[Start of Rows]

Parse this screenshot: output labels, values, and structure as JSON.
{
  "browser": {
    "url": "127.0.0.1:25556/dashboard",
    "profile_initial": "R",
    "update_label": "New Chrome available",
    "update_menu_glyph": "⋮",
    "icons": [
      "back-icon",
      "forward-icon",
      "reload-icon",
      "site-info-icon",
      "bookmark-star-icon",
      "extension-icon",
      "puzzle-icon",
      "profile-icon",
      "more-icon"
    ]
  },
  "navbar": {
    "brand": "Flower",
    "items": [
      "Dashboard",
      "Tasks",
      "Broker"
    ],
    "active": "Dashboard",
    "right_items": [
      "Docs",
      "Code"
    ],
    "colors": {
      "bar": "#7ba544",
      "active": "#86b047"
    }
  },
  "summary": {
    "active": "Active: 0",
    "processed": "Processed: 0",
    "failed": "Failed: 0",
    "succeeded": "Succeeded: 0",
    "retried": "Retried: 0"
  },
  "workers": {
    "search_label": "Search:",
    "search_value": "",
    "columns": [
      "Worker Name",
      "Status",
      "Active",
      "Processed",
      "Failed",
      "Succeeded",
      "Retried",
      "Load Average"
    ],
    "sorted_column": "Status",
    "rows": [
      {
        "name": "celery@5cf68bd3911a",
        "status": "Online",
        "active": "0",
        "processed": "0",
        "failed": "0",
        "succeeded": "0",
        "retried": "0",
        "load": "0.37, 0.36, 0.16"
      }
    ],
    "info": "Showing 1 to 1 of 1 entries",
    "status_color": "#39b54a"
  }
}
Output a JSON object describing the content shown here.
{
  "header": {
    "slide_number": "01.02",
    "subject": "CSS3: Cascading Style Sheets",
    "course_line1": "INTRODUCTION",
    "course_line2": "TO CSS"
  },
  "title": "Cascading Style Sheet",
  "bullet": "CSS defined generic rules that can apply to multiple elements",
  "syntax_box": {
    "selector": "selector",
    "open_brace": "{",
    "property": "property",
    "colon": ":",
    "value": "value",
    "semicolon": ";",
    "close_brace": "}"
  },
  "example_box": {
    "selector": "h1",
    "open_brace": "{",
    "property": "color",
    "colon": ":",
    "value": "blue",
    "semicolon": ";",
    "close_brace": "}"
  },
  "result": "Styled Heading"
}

[End of Rows]
[Start of Rows]

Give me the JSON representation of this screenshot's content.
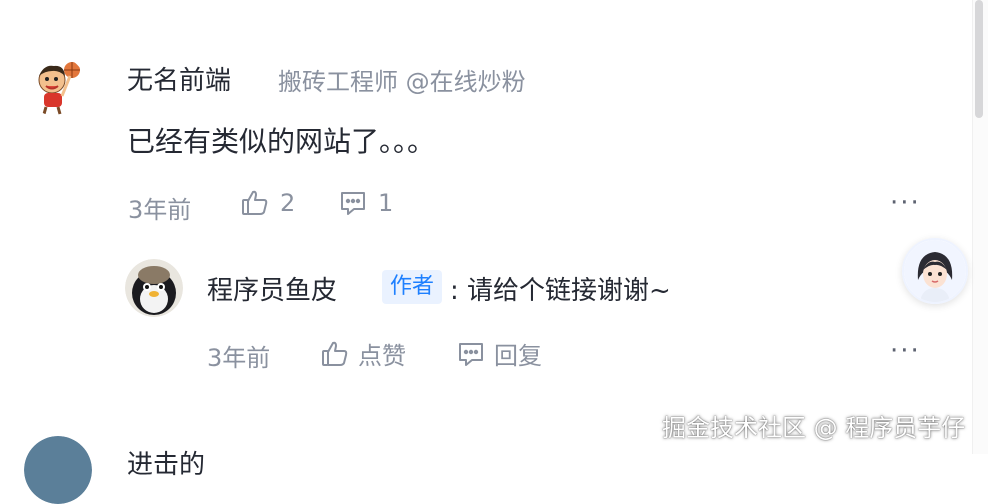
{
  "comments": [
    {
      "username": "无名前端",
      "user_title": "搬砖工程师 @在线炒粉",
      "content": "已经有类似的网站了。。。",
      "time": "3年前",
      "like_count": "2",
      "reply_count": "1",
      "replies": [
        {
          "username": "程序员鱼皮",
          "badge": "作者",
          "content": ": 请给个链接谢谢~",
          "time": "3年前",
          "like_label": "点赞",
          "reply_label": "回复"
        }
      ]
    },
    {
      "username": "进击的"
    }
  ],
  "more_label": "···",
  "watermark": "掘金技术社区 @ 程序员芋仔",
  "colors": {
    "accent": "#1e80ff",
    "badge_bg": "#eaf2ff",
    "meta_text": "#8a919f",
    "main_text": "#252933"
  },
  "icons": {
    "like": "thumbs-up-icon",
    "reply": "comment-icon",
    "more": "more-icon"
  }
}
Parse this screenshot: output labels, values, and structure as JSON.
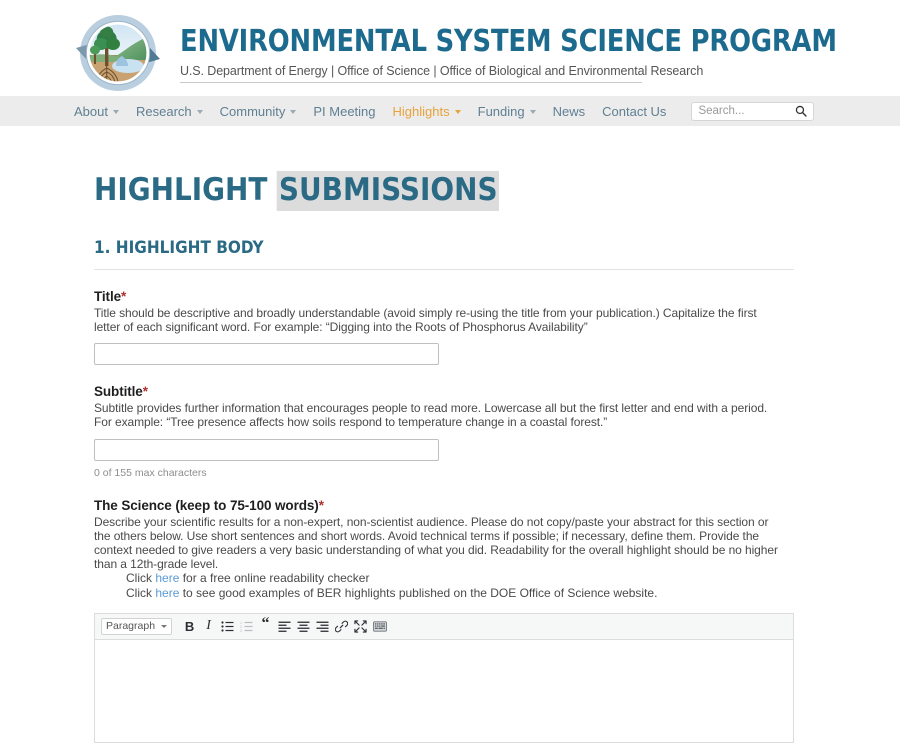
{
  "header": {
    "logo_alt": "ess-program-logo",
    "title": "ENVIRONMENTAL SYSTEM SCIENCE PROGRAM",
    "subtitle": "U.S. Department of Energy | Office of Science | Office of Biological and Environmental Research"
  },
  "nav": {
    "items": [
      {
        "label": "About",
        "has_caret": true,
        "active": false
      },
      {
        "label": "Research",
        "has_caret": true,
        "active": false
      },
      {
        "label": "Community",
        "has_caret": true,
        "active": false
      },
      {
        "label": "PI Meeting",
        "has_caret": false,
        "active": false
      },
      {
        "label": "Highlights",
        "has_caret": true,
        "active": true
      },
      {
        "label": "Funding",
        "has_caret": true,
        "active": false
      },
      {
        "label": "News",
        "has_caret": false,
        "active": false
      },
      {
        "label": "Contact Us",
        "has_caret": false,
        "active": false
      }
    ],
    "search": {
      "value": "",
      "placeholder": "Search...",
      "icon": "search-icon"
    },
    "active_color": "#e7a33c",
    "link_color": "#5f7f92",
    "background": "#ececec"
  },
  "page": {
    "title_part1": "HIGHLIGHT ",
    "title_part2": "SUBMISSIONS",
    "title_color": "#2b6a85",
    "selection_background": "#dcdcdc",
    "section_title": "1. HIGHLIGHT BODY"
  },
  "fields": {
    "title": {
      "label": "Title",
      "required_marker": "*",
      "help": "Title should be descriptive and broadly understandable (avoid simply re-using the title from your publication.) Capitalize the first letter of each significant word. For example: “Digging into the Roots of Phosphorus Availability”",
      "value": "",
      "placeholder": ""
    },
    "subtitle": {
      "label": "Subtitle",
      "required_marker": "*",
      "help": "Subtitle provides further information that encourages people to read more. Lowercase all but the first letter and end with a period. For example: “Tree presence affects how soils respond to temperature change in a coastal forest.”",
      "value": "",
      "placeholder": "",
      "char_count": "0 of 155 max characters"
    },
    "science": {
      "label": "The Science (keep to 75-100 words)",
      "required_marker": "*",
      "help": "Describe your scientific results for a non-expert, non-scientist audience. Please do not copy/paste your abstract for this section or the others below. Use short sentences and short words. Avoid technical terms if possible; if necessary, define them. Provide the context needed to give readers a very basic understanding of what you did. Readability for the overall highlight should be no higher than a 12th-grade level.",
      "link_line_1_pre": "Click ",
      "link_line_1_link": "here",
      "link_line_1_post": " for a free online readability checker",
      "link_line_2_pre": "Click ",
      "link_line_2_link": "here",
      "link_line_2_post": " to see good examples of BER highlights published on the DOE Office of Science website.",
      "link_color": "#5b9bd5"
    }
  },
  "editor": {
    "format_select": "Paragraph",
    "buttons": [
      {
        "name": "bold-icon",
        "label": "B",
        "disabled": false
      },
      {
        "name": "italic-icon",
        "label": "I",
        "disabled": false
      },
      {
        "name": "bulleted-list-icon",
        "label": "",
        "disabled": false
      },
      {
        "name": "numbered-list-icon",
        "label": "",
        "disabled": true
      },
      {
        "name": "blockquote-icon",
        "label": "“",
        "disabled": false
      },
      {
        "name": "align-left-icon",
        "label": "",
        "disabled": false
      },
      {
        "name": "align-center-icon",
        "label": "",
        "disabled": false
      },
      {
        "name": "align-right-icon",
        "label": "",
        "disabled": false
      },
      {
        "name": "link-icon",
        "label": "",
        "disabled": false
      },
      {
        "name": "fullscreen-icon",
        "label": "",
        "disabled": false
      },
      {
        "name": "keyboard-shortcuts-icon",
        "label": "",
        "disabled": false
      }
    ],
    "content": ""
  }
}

[End of Rows]
[Start of Rows]

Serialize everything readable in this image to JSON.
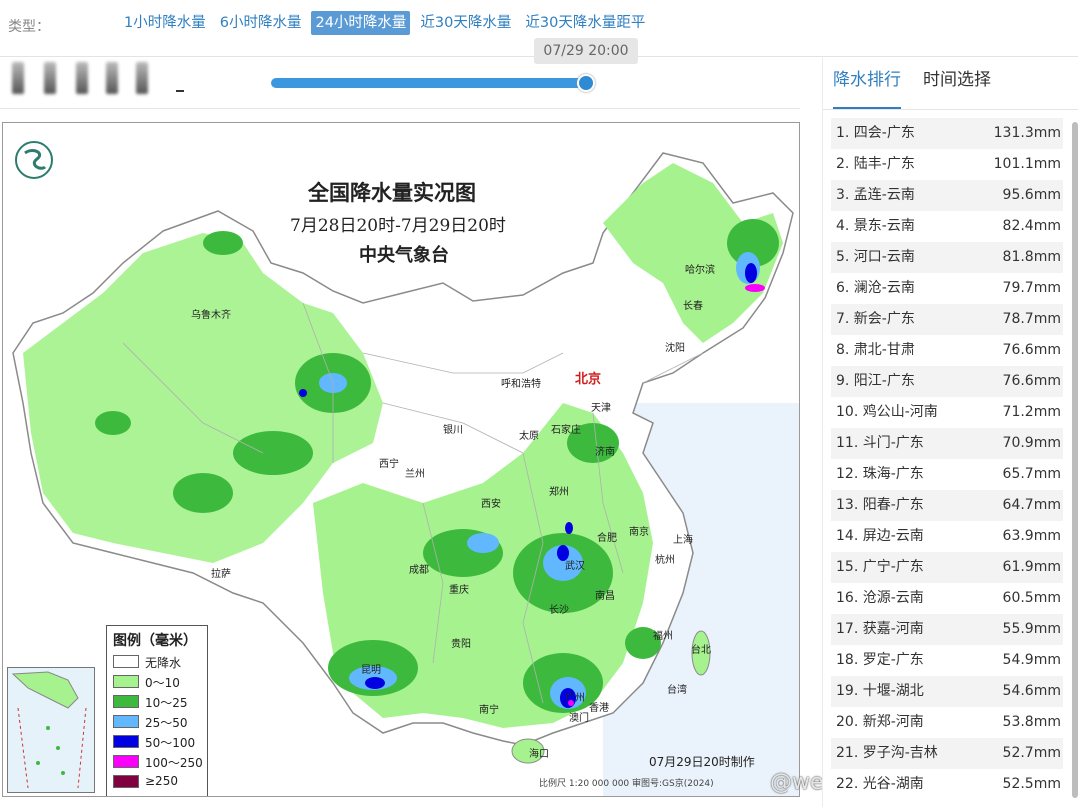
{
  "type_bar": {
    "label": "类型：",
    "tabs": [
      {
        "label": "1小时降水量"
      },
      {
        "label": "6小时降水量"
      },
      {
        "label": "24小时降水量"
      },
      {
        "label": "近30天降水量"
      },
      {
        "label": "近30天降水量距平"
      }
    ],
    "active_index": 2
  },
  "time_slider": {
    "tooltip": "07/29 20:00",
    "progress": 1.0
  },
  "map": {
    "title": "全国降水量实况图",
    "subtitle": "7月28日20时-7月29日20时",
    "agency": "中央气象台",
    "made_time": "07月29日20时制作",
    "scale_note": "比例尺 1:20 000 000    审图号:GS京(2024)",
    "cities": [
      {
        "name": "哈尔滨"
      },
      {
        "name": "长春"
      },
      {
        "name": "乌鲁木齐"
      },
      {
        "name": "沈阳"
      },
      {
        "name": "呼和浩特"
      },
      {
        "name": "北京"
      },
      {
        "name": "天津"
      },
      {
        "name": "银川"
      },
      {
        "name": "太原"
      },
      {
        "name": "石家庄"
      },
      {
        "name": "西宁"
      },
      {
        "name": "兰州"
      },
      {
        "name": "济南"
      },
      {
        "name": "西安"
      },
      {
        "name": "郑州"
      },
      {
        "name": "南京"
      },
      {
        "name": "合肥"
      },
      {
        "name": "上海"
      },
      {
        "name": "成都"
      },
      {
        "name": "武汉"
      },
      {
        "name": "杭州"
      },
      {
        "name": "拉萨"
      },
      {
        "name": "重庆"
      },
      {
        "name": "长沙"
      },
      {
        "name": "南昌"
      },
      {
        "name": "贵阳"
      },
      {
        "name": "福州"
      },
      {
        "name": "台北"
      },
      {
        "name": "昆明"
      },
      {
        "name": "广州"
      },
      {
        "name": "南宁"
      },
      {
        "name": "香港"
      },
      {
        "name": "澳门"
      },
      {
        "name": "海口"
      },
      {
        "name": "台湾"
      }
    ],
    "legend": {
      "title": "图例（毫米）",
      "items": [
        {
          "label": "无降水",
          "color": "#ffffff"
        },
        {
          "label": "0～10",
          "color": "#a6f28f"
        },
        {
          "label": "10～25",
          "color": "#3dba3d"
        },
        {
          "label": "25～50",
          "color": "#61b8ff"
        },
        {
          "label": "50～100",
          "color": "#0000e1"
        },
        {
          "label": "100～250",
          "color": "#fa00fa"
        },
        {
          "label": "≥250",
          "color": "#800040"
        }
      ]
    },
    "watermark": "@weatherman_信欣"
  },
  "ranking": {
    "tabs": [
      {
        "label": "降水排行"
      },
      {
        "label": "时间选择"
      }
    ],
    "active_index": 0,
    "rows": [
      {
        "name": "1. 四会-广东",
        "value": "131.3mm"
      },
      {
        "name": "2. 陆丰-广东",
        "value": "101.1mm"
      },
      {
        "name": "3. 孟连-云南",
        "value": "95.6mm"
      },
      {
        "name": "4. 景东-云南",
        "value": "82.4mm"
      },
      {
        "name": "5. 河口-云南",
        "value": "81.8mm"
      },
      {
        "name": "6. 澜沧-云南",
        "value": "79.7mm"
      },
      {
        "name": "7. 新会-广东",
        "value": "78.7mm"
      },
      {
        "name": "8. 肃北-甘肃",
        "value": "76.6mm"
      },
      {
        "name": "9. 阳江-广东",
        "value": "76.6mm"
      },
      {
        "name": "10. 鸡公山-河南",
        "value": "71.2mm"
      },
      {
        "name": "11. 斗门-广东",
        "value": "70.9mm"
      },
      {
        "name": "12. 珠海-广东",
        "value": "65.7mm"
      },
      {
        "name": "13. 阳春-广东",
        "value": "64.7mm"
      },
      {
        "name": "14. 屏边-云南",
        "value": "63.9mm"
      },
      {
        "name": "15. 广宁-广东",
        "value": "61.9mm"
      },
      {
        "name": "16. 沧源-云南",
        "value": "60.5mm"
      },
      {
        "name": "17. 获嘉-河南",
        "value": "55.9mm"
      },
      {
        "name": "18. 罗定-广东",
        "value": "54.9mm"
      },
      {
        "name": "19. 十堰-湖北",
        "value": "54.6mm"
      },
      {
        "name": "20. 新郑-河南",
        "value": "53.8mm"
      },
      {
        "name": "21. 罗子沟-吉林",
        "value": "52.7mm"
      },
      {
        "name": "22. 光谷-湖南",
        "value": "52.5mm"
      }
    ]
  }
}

[End of Rows]

(Requirements)
Only lines with "Office" are wanted here; list each of them.

(Answer for this exercise)
    "subtitle": "U.S. Department of Energy | Office of Science | Office of Biological and Environmental Research"
      "link_line_2_post": " to see good examples of BER highlights published on the DOE Office of Science website.",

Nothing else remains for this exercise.